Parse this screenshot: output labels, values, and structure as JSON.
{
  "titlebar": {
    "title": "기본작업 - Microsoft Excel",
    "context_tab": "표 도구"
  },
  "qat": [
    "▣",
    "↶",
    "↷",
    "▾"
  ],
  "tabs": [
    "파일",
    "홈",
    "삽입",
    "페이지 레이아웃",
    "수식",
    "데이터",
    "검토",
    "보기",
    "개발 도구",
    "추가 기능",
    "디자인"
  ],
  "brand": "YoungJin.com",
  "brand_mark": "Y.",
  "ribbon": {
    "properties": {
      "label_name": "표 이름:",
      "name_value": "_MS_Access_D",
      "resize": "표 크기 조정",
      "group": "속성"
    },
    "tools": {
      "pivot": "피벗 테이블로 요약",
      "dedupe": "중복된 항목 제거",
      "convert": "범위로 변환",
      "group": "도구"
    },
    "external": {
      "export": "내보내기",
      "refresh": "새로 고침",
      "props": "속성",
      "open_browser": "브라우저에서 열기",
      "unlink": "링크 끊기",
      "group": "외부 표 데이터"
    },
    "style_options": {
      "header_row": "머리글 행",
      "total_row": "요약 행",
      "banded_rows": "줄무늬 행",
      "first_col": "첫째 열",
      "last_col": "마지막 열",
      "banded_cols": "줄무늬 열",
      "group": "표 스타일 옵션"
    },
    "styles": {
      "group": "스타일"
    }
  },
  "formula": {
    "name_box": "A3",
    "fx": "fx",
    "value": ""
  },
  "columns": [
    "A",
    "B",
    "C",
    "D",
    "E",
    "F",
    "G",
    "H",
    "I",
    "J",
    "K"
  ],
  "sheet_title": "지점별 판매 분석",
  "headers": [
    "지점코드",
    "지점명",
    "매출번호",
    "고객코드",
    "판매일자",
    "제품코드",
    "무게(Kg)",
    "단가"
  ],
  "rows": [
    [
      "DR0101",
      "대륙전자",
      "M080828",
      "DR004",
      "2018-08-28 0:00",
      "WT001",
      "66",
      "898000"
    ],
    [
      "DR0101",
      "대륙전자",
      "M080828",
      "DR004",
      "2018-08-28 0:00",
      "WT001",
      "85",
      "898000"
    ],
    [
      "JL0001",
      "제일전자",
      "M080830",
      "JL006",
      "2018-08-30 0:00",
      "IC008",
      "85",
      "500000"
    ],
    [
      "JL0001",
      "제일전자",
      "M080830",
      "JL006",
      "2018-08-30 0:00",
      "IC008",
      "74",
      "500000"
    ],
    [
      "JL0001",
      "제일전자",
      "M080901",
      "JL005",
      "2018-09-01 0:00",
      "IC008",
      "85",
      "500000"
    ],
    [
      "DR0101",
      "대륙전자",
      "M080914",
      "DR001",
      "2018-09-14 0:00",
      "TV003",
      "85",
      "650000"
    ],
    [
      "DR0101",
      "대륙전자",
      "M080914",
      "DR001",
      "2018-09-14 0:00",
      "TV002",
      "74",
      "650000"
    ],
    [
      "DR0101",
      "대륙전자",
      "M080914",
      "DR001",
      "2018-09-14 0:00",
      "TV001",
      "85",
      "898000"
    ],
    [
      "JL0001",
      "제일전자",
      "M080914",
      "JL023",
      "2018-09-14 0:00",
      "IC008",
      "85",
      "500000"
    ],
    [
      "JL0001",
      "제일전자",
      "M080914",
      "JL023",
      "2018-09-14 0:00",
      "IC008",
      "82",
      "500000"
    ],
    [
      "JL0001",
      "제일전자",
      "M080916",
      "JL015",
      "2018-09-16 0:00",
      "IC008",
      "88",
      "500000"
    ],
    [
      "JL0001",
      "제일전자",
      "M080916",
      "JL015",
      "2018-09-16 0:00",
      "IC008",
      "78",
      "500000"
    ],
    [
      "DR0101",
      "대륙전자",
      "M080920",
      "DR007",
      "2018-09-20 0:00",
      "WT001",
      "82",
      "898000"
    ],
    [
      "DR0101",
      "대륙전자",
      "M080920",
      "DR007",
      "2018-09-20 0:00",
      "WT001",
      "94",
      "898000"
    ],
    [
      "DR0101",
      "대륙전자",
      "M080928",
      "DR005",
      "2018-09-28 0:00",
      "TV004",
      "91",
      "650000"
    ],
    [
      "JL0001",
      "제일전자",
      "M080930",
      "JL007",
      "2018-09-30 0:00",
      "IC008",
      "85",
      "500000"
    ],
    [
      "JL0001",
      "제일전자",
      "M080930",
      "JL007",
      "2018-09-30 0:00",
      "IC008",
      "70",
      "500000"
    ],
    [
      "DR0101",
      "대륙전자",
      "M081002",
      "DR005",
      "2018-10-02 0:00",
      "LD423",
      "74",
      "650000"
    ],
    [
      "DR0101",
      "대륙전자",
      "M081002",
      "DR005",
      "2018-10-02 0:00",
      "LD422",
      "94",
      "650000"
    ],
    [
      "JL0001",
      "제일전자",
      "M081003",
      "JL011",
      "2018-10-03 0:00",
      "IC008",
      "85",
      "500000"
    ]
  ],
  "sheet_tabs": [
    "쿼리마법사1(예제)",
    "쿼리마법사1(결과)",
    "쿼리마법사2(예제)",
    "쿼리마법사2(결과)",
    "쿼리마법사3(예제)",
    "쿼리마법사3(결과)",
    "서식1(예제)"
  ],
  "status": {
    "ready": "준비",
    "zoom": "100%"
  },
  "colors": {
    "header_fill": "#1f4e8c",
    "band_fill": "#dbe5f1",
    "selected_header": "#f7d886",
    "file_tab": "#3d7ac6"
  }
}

Aim of the task: Restate the listing above word for word.

Answer to the task:
Parse this screenshot: output labels, values, and structure as JSON.
{
  "titlebar": {
    "title": "기본작업 - Microsoft Excel",
    "context_tab": "표 도구"
  },
  "qat": [
    "▣",
    "↶",
    "↷",
    "▾"
  ],
  "tabs": [
    "파일",
    "홈",
    "삽입",
    "페이지 레이아웃",
    "수식",
    "데이터",
    "검토",
    "보기",
    "개발 도구",
    "추가 기능",
    "디자인"
  ],
  "brand": "YoungJin.com",
  "brand_mark": "Y.",
  "ribbon": {
    "properties": {
      "label_name": "표 이름:",
      "name_value": "_MS_Access_D",
      "resize": "표 크기 조정",
      "group": "속성"
    },
    "tools": {
      "pivot": "피벗 테이블로 요약",
      "dedupe": "중복된 항목 제거",
      "convert": "범위로 변환",
      "group": "도구"
    },
    "external": {
      "export": "내보내기",
      "refresh": "새로 고침",
      "props": "속성",
      "open_browser": "브라우저에서 열기",
      "unlink": "링크 끊기",
      "group": "외부 표 데이터"
    },
    "style_options": {
      "header_row": "머리글 행",
      "total_row": "요약 행",
      "banded_rows": "줄무늬 행",
      "first_col": "첫째 열",
      "last_col": "마지막 열",
      "banded_cols": "줄무늬 열",
      "group": "표 스타일 옵션"
    },
    "styles": {
      "group": "스타일"
    }
  },
  "formula": {
    "name_box": "A3",
    "fx": "fx",
    "value": ""
  },
  "columns": [
    "A",
    "B",
    "C",
    "D",
    "E",
    "F",
    "G",
    "H",
    "I",
    "J",
    "K"
  ],
  "sheet_title": "지점별 판매 분석",
  "headers": [
    "지점코드",
    "지점명",
    "매출번호",
    "고객코드",
    "판매일자",
    "제품코드",
    "무게(Kg)",
    "단가"
  ],
  "rows": [
    [
      "DR0101",
      "대륙전자",
      "M080828",
      "DR004",
      "2018-08-28 0:00",
      "WT001",
      "66",
      "898000"
    ],
    [
      "DR0101",
      "대륙전자",
      "M080828",
      "DR004",
      "2018-08-28 0:00",
      "WT001",
      "85",
      "898000"
    ],
    [
      "JL0001",
      "제일전자",
      "M080830",
      "JL006",
      "2018-08-30 0:00",
      "IC008",
      "85",
      "500000"
    ],
    [
      "JL0001",
      "제일전자",
      "M080830",
      "JL006",
      "2018-08-30 0:00",
      "IC008",
      "74",
      "500000"
    ],
    [
      "JL0001",
      "제일전자",
      "M080901",
      "JL005",
      "2018-09-01 0:00",
      "IC008",
      "85",
      "500000"
    ],
    [
      "DR0101",
      "대륙전자",
      "M080914",
      "DR001",
      "2018-09-14 0:00",
      "TV003",
      "85",
      "650000"
    ],
    [
      "DR0101",
      "대륙전자",
      "M080914",
      "DR001",
      "2018-09-14 0:00",
      "TV002",
      "74",
      "650000"
    ],
    [
      "DR0101",
      "대륙전자",
      "M080914",
      "DR001",
      "2018-09-14 0:00",
      "TV001",
      "85",
      "898000"
    ],
    [
      "JL0001",
      "제일전자",
      "M080914",
      "JL023",
      "2018-09-14 0:00",
      "IC008",
      "85",
      "500000"
    ],
    [
      "JL0001",
      "제일전자",
      "M080914",
      "JL023",
      "2018-09-14 0:00",
      "IC008",
      "82",
      "500000"
    ],
    [
      "JL0001",
      "제일전자",
      "M080916",
      "JL015",
      "2018-09-16 0:00",
      "IC008",
      "88",
      "500000"
    ],
    [
      "JL0001",
      "제일전자",
      "M080916",
      "JL015",
      "2018-09-16 0:00",
      "IC008",
      "78",
      "500000"
    ],
    [
      "DR0101",
      "대륙전자",
      "M080920",
      "DR007",
      "2018-09-20 0:00",
      "WT001",
      "82",
      "898000"
    ],
    [
      "DR0101",
      "대륙전자",
      "M080920",
      "DR007",
      "2018-09-20 0:00",
      "WT001",
      "94",
      "898000"
    ],
    [
      "DR0101",
      "대륙전자",
      "M080928",
      "DR005",
      "2018-09-28 0:00",
      "TV004",
      "91",
      "650000"
    ],
    [
      "JL0001",
      "제일전자",
      "M080930",
      "JL007",
      "2018-09-30 0:00",
      "IC008",
      "85",
      "500000"
    ],
    [
      "JL0001",
      "제일전자",
      "M080930",
      "JL007",
      "2018-09-30 0:00",
      "IC008",
      "70",
      "500000"
    ],
    [
      "DR0101",
      "대륙전자",
      "M081002",
      "DR005",
      "2018-10-02 0:00",
      "LD423",
      "74",
      "650000"
    ],
    [
      "DR0101",
      "대륙전자",
      "M081002",
      "DR005",
      "2018-10-02 0:00",
      "LD422",
      "94",
      "650000"
    ],
    [
      "JL0001",
      "제일전자",
      "M081003",
      "JL011",
      "2018-10-03 0:00",
      "IC008",
      "85",
      "500000"
    ]
  ],
  "sheet_tabs": [
    "쿼리마법사1(예제)",
    "쿼리마법사1(결과)",
    "쿼리마법사2(예제)",
    "쿼리마법사2(결과)",
    "쿼리마법사3(예제)",
    "쿼리마법사3(결과)",
    "서식1(예제)"
  ],
  "status": {
    "ready": "준비",
    "zoom": "100%"
  },
  "colors": {
    "header_fill": "#1f4e8c",
    "band_fill": "#dbe5f1",
    "selected_header": "#f7d886",
    "file_tab": "#3d7ac6"
  }
}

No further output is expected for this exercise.